### Task prompt
Word for word, quote all of the material, omitting the pictures.

----------------------------------------

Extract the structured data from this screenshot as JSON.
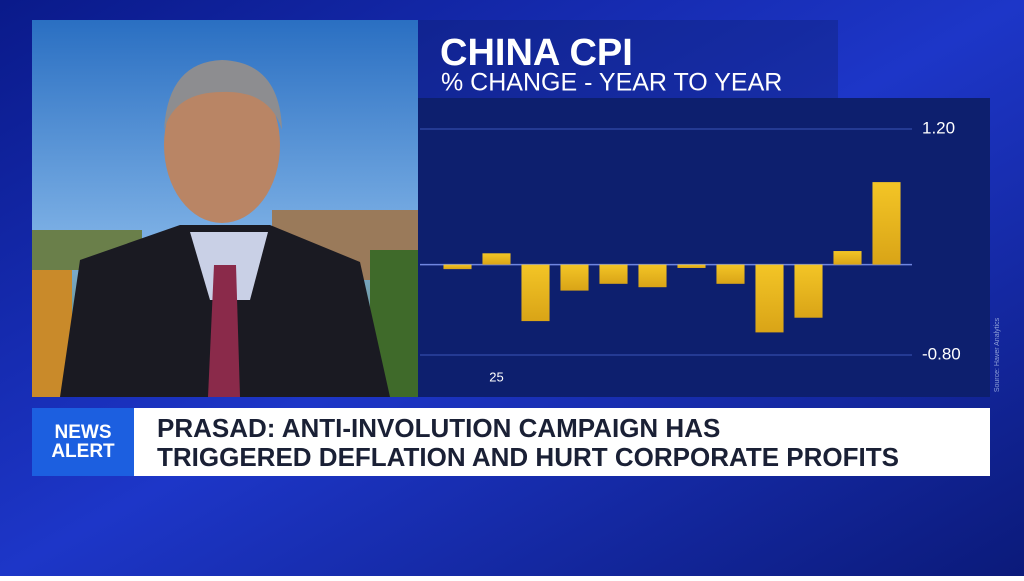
{
  "chart_data": {
    "type": "bar",
    "title": "CHINA CPI",
    "subtitle": "% CHANGE - YEAR TO YEAR",
    "categories": [
      null,
      "25",
      null,
      null,
      null,
      null,
      null,
      null,
      null,
      null,
      null,
      null
    ],
    "values": [
      -0.04,
      0.1,
      -0.5,
      -0.23,
      -0.17,
      -0.2,
      -0.03,
      -0.17,
      -0.6,
      -0.47,
      0.12,
      0.73
    ],
    "color": "#e6b422",
    "ylim": [
      -0.8,
      1.2
    ],
    "yticks": [
      {
        "value": -0.8,
        "label": "-0.80"
      },
      {
        "value": 1.2,
        "label": "1.20"
      }
    ],
    "grid": true,
    "source": "Source: Haver Analytics"
  },
  "banner": {
    "badge": [
      "NEWS",
      "ALERT"
    ],
    "headline": [
      "PRASAD: ANTI-INVOLUTION CAMPAIGN HAS",
      "TRIGGERED DEFLATION AND HURT CORPORATE PROFITS"
    ]
  }
}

----------------------------------------

### Answer to the task
Extract the structured data from this screenshot as JSON.
{
  "chart_data": {
    "type": "bar",
    "title": "CHINA CPI",
    "subtitle": "% CHANGE - YEAR TO YEAR",
    "categories": [
      null,
      "25",
      null,
      null,
      null,
      null,
      null,
      null,
      null,
      null,
      null,
      null
    ],
    "values": [
      -0.04,
      0.1,
      -0.5,
      -0.23,
      -0.17,
      -0.2,
      -0.03,
      -0.17,
      -0.6,
      -0.47,
      0.12,
      0.73
    ],
    "color": "#e6b422",
    "ylim": [
      -0.8,
      1.2
    ],
    "yticks": [
      {
        "value": -0.8,
        "label": "-0.80"
      },
      {
        "value": 1.2,
        "label": "1.20"
      }
    ],
    "grid": true,
    "source": "Source: Haver Analytics"
  },
  "banner": {
    "badge": [
      "NEWS",
      "ALERT"
    ],
    "headline": [
      "PRASAD: ANTI-INVOLUTION CAMPAIGN HAS",
      "TRIGGERED DEFLATION AND HURT CORPORATE PROFITS"
    ]
  }
}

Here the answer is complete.